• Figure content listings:
· · ·
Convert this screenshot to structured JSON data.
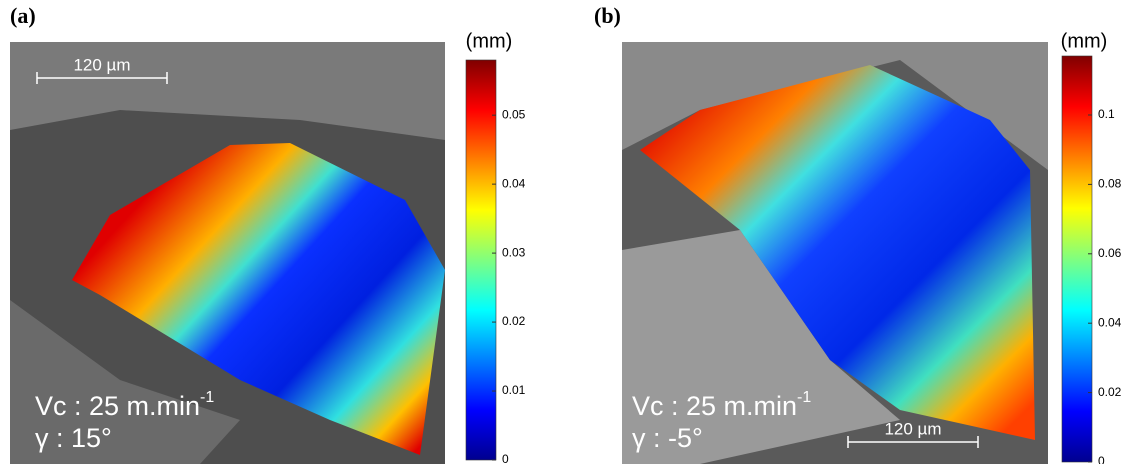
{
  "panels": [
    {
      "label": "(a)",
      "scale_bar": "120 µm",
      "speed": "Vc : 25 m.min",
      "speed_exponent": "-1",
      "angle": "γ : 15°",
      "colorbar": {
        "unit": "(mm)",
        "lim": [
          0,
          0.058
        ],
        "ticks": [
          0,
          0.01,
          0.02,
          0.03,
          0.04,
          0.05
        ]
      }
    },
    {
      "label": "(b)",
      "scale_bar": "120 µm",
      "speed": "Vc : 25 m.min",
      "speed_exponent": "-1",
      "angle": "γ : -5°",
      "colorbar": {
        "unit": "(mm)",
        "lim": [
          0,
          0.117
        ],
        "ticks": [
          0,
          0.02,
          0.04,
          0.06,
          0.08,
          0.1
        ]
      }
    }
  ]
}
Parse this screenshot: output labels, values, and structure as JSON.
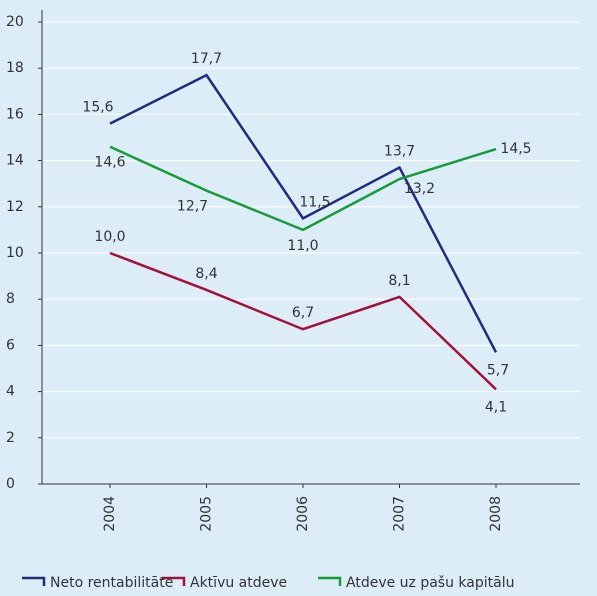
{
  "chart_data": {
    "type": "line",
    "categories": [
      "2004",
      "2005",
      "2006",
      "2007",
      "2008"
    ],
    "series": [
      {
        "name": "Neto rentabilitāte",
        "color": "#1f2c7c",
        "values": [
          15.6,
          17.7,
          11.5,
          13.7,
          5.7
        ],
        "value_labels": [
          "15,6",
          "17,7",
          "11,5",
          "13,7",
          "5,7"
        ]
      },
      {
        "name": "Aktīvu atdeve",
        "color": "#a3103c",
        "values": [
          10.0,
          8.4,
          6.7,
          8.1,
          4.1
        ],
        "value_labels": [
          "10,0",
          "8,4",
          "6,7",
          "8,1",
          "4,1"
        ]
      },
      {
        "name": "Atdeve uz pašu kapitālu",
        "color": "#1a9a3a",
        "values": [
          14.6,
          12.7,
          11.0,
          13.2,
          14.5
        ],
        "value_labels": [
          "14,6",
          "12,7",
          "11,0",
          "13,2",
          "14,5"
        ]
      }
    ],
    "ylim": [
      0,
      20
    ],
    "yticks": [
      0,
      2,
      4,
      6,
      8,
      10,
      12,
      14,
      16,
      18,
      20
    ],
    "grid": true
  }
}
· · ·
• DIRECTIONS FOR THIS TASK: Reproduce the material word for word. Any pictures should be left out of the copy.

• IN RESPONSE:
Convert this screenshot to structured JSON data.
{
  "panels": [
    {
      "label": "(a)",
      "scale_bar": "120 µm",
      "speed": "Vc : 25 m.min",
      "speed_exponent": "-1",
      "angle": "γ : 15°",
      "colorbar": {
        "unit": "(mm)",
        "lim": [
          0,
          0.058
        ],
        "ticks": [
          0,
          0.01,
          0.02,
          0.03,
          0.04,
          0.05
        ]
      }
    },
    {
      "label": "(b)",
      "scale_bar": "120 µm",
      "speed": "Vc : 25 m.min",
      "speed_exponent": "-1",
      "angle": "γ : -5°",
      "colorbar": {
        "unit": "(mm)",
        "lim": [
          0,
          0.117
        ],
        "ticks": [
          0,
          0.02,
          0.04,
          0.06,
          0.08,
          0.1
        ]
      }
    }
  ]
}
Parse this screenshot: output labels, values, and structure as JSON.
{
  "chart_data": {
    "type": "line",
    "categories": [
      "2004",
      "2005",
      "2006",
      "2007",
      "2008"
    ],
    "series": [
      {
        "name": "Neto rentabilitāte",
        "color": "#1f2c7c",
        "values": [
          15.6,
          17.7,
          11.5,
          13.7,
          5.7
        ],
        "value_labels": [
          "15,6",
          "17,7",
          "11,5",
          "13,7",
          "5,7"
        ]
      },
      {
        "name": "Aktīvu atdeve",
        "color": "#a3103c",
        "values": [
          10.0,
          8.4,
          6.7,
          8.1,
          4.1
        ],
        "value_labels": [
          "10,0",
          "8,4",
          "6,7",
          "8,1",
          "4,1"
        ]
      },
      {
        "name": "Atdeve uz pašu kapitālu",
        "color": "#1a9a3a",
        "values": [
          14.6,
          12.7,
          11.0,
          13.2,
          14.5
        ],
        "value_labels": [
          "14,6",
          "12,7",
          "11,0",
          "13,2",
          "14,5"
        ]
      }
    ],
    "ylim": [
      0,
      20
    ],
    "yticks": [
      0,
      2,
      4,
      6,
      8,
      10,
      12,
      14,
      16,
      18,
      20
    ],
    "grid": true
  }
}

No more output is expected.